__Data supplied__:

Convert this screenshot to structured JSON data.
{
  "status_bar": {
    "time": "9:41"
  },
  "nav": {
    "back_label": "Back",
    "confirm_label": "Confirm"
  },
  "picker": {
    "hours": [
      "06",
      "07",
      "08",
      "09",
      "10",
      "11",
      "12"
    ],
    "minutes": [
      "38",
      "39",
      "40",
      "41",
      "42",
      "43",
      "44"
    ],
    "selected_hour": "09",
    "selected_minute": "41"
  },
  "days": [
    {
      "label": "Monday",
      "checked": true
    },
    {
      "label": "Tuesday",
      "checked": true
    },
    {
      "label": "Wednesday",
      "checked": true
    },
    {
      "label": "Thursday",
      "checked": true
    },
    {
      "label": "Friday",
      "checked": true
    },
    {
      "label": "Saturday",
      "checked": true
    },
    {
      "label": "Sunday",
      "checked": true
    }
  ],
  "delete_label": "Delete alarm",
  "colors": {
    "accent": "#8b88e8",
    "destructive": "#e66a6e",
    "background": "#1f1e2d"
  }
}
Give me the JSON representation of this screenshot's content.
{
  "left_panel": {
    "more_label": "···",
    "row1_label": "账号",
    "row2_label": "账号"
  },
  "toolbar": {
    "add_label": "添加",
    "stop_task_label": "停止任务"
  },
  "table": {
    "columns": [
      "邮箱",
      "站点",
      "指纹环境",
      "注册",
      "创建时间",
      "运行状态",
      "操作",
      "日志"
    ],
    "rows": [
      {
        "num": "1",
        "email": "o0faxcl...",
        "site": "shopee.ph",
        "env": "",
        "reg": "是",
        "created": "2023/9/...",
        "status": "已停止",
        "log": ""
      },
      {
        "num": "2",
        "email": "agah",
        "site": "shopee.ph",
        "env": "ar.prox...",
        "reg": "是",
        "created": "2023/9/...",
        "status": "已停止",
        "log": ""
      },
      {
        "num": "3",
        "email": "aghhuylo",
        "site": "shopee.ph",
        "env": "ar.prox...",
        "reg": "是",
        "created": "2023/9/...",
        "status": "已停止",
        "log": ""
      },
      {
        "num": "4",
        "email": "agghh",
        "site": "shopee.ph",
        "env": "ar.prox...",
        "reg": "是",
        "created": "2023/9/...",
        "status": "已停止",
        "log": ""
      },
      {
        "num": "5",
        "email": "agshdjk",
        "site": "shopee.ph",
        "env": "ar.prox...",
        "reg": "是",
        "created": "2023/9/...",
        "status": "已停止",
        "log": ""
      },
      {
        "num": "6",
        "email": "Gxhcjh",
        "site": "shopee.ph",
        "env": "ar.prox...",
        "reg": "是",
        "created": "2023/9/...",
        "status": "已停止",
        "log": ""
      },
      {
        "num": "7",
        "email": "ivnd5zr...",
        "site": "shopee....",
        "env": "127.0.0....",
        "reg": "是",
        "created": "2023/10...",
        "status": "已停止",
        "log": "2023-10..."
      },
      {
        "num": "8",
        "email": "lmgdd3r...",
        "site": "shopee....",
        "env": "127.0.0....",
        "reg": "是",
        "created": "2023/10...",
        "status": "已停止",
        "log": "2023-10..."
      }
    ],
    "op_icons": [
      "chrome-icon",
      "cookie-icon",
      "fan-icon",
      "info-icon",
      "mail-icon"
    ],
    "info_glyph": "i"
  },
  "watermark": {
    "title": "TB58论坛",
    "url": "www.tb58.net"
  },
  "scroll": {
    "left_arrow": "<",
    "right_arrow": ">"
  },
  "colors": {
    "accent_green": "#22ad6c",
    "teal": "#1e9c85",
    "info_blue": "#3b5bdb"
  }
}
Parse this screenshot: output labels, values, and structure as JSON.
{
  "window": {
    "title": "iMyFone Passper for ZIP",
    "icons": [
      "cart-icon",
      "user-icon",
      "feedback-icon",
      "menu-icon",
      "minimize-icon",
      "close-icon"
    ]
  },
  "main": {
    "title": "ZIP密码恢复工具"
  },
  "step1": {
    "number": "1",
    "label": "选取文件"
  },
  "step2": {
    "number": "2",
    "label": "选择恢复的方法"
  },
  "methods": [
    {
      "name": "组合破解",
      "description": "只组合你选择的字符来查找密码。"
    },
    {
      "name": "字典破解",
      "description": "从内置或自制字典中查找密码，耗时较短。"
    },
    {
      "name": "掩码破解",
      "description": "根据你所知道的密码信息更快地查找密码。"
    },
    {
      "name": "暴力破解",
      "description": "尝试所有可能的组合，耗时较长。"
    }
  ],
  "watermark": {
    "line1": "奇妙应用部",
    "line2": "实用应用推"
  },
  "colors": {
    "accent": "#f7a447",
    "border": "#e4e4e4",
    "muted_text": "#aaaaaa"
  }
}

__What to produce__:
Which lines hold the word "title"? Return all of them from the records above.

__Response to the exercise__:
    "title": "TB58论坛",
    "title": "iMyFone Passper for ZIP",
    "title": "ZIP密码恢复工具"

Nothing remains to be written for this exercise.